[A run of records]
__________________________________________________
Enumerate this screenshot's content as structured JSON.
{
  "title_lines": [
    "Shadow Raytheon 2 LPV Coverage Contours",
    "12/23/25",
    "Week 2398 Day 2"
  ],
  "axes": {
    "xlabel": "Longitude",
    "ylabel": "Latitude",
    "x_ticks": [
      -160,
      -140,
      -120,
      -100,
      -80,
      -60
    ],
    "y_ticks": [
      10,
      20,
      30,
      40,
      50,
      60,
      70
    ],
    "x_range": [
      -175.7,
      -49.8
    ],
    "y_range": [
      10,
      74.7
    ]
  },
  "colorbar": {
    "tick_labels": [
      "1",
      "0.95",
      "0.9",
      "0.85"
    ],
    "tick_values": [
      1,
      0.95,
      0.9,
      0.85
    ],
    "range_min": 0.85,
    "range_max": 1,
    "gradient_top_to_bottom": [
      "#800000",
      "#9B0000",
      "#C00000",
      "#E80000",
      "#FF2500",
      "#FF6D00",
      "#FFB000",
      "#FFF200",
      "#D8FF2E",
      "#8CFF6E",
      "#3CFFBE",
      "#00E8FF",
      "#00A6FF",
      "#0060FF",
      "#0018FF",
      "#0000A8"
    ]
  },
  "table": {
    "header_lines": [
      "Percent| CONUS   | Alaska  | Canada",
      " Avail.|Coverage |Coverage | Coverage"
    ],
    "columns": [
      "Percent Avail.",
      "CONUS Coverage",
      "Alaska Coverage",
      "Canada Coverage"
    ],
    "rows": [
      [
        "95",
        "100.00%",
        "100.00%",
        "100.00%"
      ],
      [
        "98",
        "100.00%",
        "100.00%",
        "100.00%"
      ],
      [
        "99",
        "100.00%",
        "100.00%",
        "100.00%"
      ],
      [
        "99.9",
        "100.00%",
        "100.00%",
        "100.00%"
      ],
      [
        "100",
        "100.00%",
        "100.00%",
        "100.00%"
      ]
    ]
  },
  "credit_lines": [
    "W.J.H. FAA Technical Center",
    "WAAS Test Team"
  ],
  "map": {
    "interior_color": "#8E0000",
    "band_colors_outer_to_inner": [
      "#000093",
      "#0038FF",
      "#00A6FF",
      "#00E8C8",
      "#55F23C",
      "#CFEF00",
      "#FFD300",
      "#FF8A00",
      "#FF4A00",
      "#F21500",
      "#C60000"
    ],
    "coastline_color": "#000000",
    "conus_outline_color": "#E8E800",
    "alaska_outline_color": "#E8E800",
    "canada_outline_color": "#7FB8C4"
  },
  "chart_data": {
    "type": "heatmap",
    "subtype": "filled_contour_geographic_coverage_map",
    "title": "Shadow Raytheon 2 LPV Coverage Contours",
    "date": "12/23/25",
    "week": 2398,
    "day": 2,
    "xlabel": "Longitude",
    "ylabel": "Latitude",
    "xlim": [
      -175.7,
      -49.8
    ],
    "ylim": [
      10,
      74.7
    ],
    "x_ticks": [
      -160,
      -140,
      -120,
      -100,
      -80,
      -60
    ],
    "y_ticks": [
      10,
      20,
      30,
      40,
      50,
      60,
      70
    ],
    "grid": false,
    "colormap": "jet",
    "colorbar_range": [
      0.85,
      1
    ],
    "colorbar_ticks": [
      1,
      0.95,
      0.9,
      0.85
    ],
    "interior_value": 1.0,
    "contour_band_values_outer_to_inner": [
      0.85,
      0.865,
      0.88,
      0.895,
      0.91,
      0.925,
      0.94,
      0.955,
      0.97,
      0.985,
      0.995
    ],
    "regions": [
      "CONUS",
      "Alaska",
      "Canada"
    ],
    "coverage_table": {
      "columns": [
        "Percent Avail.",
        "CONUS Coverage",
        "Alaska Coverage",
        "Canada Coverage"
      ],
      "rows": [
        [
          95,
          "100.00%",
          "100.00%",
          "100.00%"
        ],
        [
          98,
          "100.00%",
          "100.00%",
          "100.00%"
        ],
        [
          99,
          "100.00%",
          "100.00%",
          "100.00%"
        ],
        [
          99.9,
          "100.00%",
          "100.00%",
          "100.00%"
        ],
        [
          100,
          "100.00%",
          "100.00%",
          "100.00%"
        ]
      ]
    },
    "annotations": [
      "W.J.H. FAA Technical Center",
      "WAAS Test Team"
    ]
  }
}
__________________________________________________
Problem description:
Reproduce each entry word for word.

Task result:
Enumerate this screenshot's content as structured JSON.
{
  "title_lines": [
    "Shadow Raytheon 2 LPV Coverage Contours",
    "12/23/25",
    "Week 2398 Day 2"
  ],
  "axes": {
    "xlabel": "Longitude",
    "ylabel": "Latitude",
    "x_ticks": [
      -160,
      -140,
      -120,
      -100,
      -80,
      -60
    ],
    "y_ticks": [
      10,
      20,
      30,
      40,
      50,
      60,
      70
    ],
    "x_range": [
      -175.7,
      -49.8
    ],
    "y_range": [
      10,
      74.7
    ]
  },
  "colorbar": {
    "tick_labels": [
      "1",
      "0.95",
      "0.9",
      "0.85"
    ],
    "tick_values": [
      1,
      0.95,
      0.9,
      0.85
    ],
    "range_min": 0.85,
    "range_max": 1,
    "gradient_top_to_bottom": [
      "#800000",
      "#9B0000",
      "#C00000",
      "#E80000",
      "#FF2500",
      "#FF6D00",
      "#FFB000",
      "#FFF200",
      "#D8FF2E",
      "#8CFF6E",
      "#3CFFBE",
      "#00E8FF",
      "#00A6FF",
      "#0060FF",
      "#0018FF",
      "#0000A8"
    ]
  },
  "table": {
    "header_lines": [
      "Percent| CONUS   | Alaska  | Canada",
      " Avail.|Coverage |Coverage | Coverage"
    ],
    "columns": [
      "Percent Avail.",
      "CONUS Coverage",
      "Alaska Coverage",
      "Canada Coverage"
    ],
    "rows": [
      [
        "95",
        "100.00%",
        "100.00%",
        "100.00%"
      ],
      [
        "98",
        "100.00%",
        "100.00%",
        "100.00%"
      ],
      [
        "99",
        "100.00%",
        "100.00%",
        "100.00%"
      ],
      [
        "99.9",
        "100.00%",
        "100.00%",
        "100.00%"
      ],
      [
        "100",
        "100.00%",
        "100.00%",
        "100.00%"
      ]
    ]
  },
  "credit_lines": [
    "W.J.H. FAA Technical Center",
    "WAAS Test Team"
  ],
  "map": {
    "interior_color": "#8E0000",
    "band_colors_outer_to_inner": [
      "#000093",
      "#0038FF",
      "#00A6FF",
      "#00E8C8",
      "#55F23C",
      "#CFEF00",
      "#FFD300",
      "#FF8A00",
      "#FF4A00",
      "#F21500",
      "#C60000"
    ],
    "coastline_color": "#000000",
    "conus_outline_color": "#E8E800",
    "alaska_outline_color": "#E8E800",
    "canada_outline_color": "#7FB8C4"
  },
  "chart_data": {
    "type": "heatmap",
    "subtype": "filled_contour_geographic_coverage_map",
    "title": "Shadow Raytheon 2 LPV Coverage Contours",
    "date": "12/23/25",
    "week": 2398,
    "day": 2,
    "xlabel": "Longitude",
    "ylabel": "Latitude",
    "xlim": [
      -175.7,
      -49.8
    ],
    "ylim": [
      10,
      74.7
    ],
    "x_ticks": [
      -160,
      -140,
      -120,
      -100,
      -80,
      -60
    ],
    "y_ticks": [
      10,
      20,
      30,
      40,
      50,
      60,
      70
    ],
    "grid": false,
    "colormap": "jet",
    "colorbar_range": [
      0.85,
      1
    ],
    "colorbar_ticks": [
      1,
      0.95,
      0.9,
      0.85
    ],
    "interior_value": 1.0,
    "contour_band_values_outer_to_inner": [
      0.85,
      0.865,
      0.88,
      0.895,
      0.91,
      0.925,
      0.94,
      0.955,
      0.97,
      0.985,
      0.995
    ],
    "regions": [
      "CONUS",
      "Alaska",
      "Canada"
    ],
    "coverage_table": {
      "columns": [
        "Percent Avail.",
        "CONUS Coverage",
        "Alaska Coverage",
        "Canada Coverage"
      ],
      "rows": [
        [
          95,
          "100.00%",
          "100.00%",
          "100.00%"
        ],
        [
          98,
          "100.00%",
          "100.00%",
          "100.00%"
        ],
        [
          99,
          "100.00%",
          "100.00%",
          "100.00%"
        ],
        [
          99.9,
          "100.00%",
          "100.00%",
          "100.00%"
        ],
        [
          100,
          "100.00%",
          "100.00%",
          "100.00%"
        ]
      ]
    },
    "annotations": [
      "W.J.H. FAA Technical Center",
      "WAAS Test Team"
    ]
  }
}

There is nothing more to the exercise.